With images removed, return the whole listing exactly as written.

TASK DATA
• • • •

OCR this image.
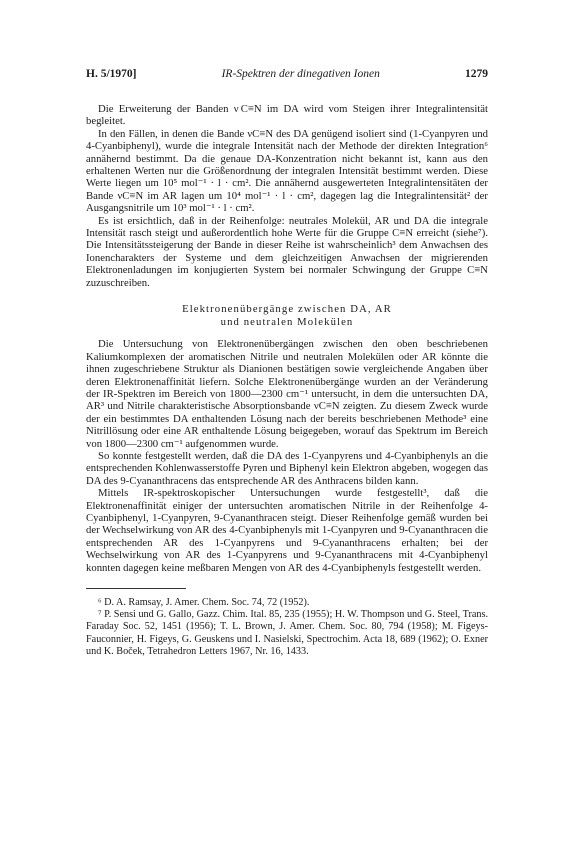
H. 5/1970]	IR-Spektren der dinegativen Ionen	1279

Die Erweiterung der Banden ν C≡N im DA wird vom Steigen ihrer Integralintensität begleitet.

In den Fällen, in denen die Bande νC≡N des DA genügend isoliert sind (1-Cyanpyren und 4-Cyanbiphenyl), wurde die integrale Intensität nach der Methode der direkten Integration⁶ annähernd bestimmt. Da die genaue DA-Konzentration nicht bekannt ist, kann aus den erhaltenen Werten nur die Größenordnung der integralen Intensität bestimmt werden. Diese Werte liegen um 10⁵ mol⁻¹ · l · cm². Die annähernd ausgewerteten Integralintensitäten der Bande νC≡N im AR lagen um 10⁴ mol⁻¹ · l · cm², dagegen lag die Integralintensität² der Ausgangsnitrile um 10³ mol⁻¹ · l · cm².

Es ist ersichtlich, daß in der Reihenfolge: neutrales Molekül, AR und DA die integrale Intensität rasch steigt und außerordentlich hohe Werte für die Gruppe C≡N erreicht (siehe⁷). Die Intensitätssteigerung der Bande in dieser Reihe ist wahrscheinlich³ dem Anwachsen des Ionencharakters der Systeme und dem gleichzeitigen Anwachsen der migrierenden Elektronenladungen im konjugierten System bei normaler Schwingung der Gruppe C≡N zuzuschreiben.

Elektronenübergänge zwischen DA, AR
und neutralen Molekülen

Die Untersuchung von Elektronenübergängen zwischen den oben beschriebenen Kaliumkomplexen der aromatischen Nitrile und neutralen Molekülen oder AR könnte die ihnen zugeschriebene Struktur als Dianionen bestätigen sowie vergleichende Angaben über deren Elektronenaffinität liefern. Solche Elektronenübergänge wurden an der Veränderung der IR-Spektren im Bereich von 1800—2300 cm⁻¹ untersucht, in dem die untersuchten DA, AR³ und Nitrile charakteristische Absorptionsbande νC≡N zeigten. Zu diesem Zweck wurde der ein bestimmtes DA enthaltenden Lösung nach der bereits beschriebenen Methode³ eine Nitrillösung oder eine AR enthaltende Lösung beigegeben, worauf das Spektrum im Bereich von 1800—2300 cm⁻¹ aufgenommen wurde.

So konnte festgestellt werden, daß die DA des 1-Cyanpyrens und 4-Cyanbiphenyls an die entsprechenden Kohlenwasserstoffe Pyren und Biphenyl kein Elektron abgeben, wogegen das DA des 9-Cyananthracens das entsprechende AR des Anthracens bilden kann.

Mittels IR-spektroskopischer Untersuchungen wurde festgestellt³, daß die Elektronenaffinität einiger der untersuchten aromatischen Nitrile in der Reihenfolge 4-Cyanbiphenyl, 1-Cyanpyren, 9-Cyananthracen steigt. Dieser Reihenfolge gemäß wurden bei der Wechselwirkung von AR des 4-Cyanbiphenyls mit 1-Cyanpyren und 9-Cyananthracen die entsprechenden AR des 1-Cyanpyrens und 9-Cyananthracens erhalten; bei der Wechselwirkung von AR des 1-Cyanpyrens und 9-Cyananthracens mit 4-Cyanbiphenyl konnten dagegen keine meßbaren Mengen von AR des 4-Cyanbiphenyls festgestellt werden.

⁶ D. A. Ramsay, J. Amer. Chem. Soc. 74, 72 (1952).

⁷ P. Sensi und G. Gallo, Gazz. Chim. Ital. 85, 235 (1955); H. W. Thompson und G. Steel, Trans. Faraday Soc. 52, 1451 (1956); T. L. Brown, J. Amer. Chem. Soc. 80, 794 (1958); M. Figeys-Fauconnier, H. Figeys, G. Geuskens und I. Nasielski, Spectrochim. Acta 18, 689 (1962); O. Exner und K. Boček, Tetrahedron Letters 1967, Nr. 16, 1433.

• • • •

WRITTEN ANSWER
OCR this image.
H. 5/1970]	IR-Spektren der dinegativen Ionen	1279

Die Erweiterung der Banden ν C≡N im DA wird vom Steigen ihrer Integralintensität begleitet.

In den Fällen, in denen die Bande νC≡N des DA genügend isoliert sind (1-Cyanpyren und 4-Cyanbiphenyl), wurde die integrale Intensität nach der Methode der direkten Integration⁶ annähernd bestimmt. Da die genaue DA-Konzentration nicht bekannt ist, kann aus den erhaltenen Werten nur die Größenordnung der integralen Intensität bestimmt werden. Diese Werte liegen um 10⁵ mol⁻¹ · l · cm². Die annähernd ausgewerteten Integralintensitäten der Bande νC≡N im AR lagen um 10⁴ mol⁻¹ · l · cm², dagegen lag die Integralintensität² der Ausgangsnitrile um 10³ mol⁻¹ · l · cm².

Es ist ersichtlich, daß in der Reihenfolge: neutrales Molekül, AR und DA die integrale Intensität rasch steigt und außerordentlich hohe Werte für die Gruppe C≡N erreicht (siehe⁷). Die Intensitätssteigerung der Bande in dieser Reihe ist wahrscheinlich³ dem Anwachsen des Ionencharakters der Systeme und dem gleichzeitigen Anwachsen der migrierenden Elektronenladungen im konjugierten System bei normaler Schwingung der Gruppe C≡N zuzuschreiben.

Elektronenübergänge zwischen DA, AR
und neutralen Molekülen

Die Untersuchung von Elektronenübergängen zwischen den oben beschriebenen Kaliumkomplexen der aromatischen Nitrile und neutralen Molekülen oder AR könnte die ihnen zugeschriebene Struktur als Dianionen bestätigen sowie vergleichende Angaben über deren Elektronenaffinität liefern. Solche Elektronenübergänge wurden an der Veränderung der IR-Spektren im Bereich von 1800—2300 cm⁻¹ untersucht, in dem die untersuchten DA, AR³ und Nitrile charakteristische Absorptionsbande νC≡N zeigten. Zu diesem Zweck wurde der ein bestimmtes DA enthaltenden Lösung nach der bereits beschriebenen Methode³ eine Nitrillösung oder eine AR enthaltende Lösung beigegeben, worauf das Spektrum im Bereich von 1800—2300 cm⁻¹ aufgenommen wurde.

So konnte festgestellt werden, daß die DA des 1-Cyanpyrens und 4-Cyanbiphenyls an die entsprechenden Kohlenwasserstoffe Pyren und Biphenyl kein Elektron abgeben, wogegen das DA des 9-Cyananthracens das entsprechende AR des Anthracens bilden kann.

Mittels IR-spektroskopischer Untersuchungen wurde festgestellt³, daß die Elektronenaffinität einiger der untersuchten aromatischen Nitrile in der Reihenfolge 4-Cyanbiphenyl, 1-Cyanpyren, 9-Cyananthracen steigt. Dieser Reihenfolge gemäß wurden bei der Wechselwirkung von AR des 4-Cyanbiphenyls mit 1-Cyanpyren und 9-Cyananthracen die entsprechenden AR des 1-Cyanpyrens und 9-Cyananthracens erhalten; bei der Wechselwirkung von AR des 1-Cyanpyrens und 9-Cyananthracens mit 4-Cyanbiphenyl konnten dagegen keine meßbaren Mengen von AR des 4-Cyanbiphenyls festgestellt werden.

⁶ D. A. Ramsay, J. Amer. Chem. Soc. 74, 72 (1952).

⁷ P. Sensi und G. Gallo, Gazz. Chim. Ital. 85, 235 (1955); H. W. Thompson und G. Steel, Trans. Faraday Soc. 52, 1451 (1956); T. L. Brown, J. Amer. Chem. Soc. 80, 794 (1958); M. Figeys-Fauconnier, H. Figeys, G. Geuskens und I. Nasielski, Spectrochim. Acta 18, 689 (1962); O. Exner und K. Boček, Tetrahedron Letters 1967, Nr. 16, 1433.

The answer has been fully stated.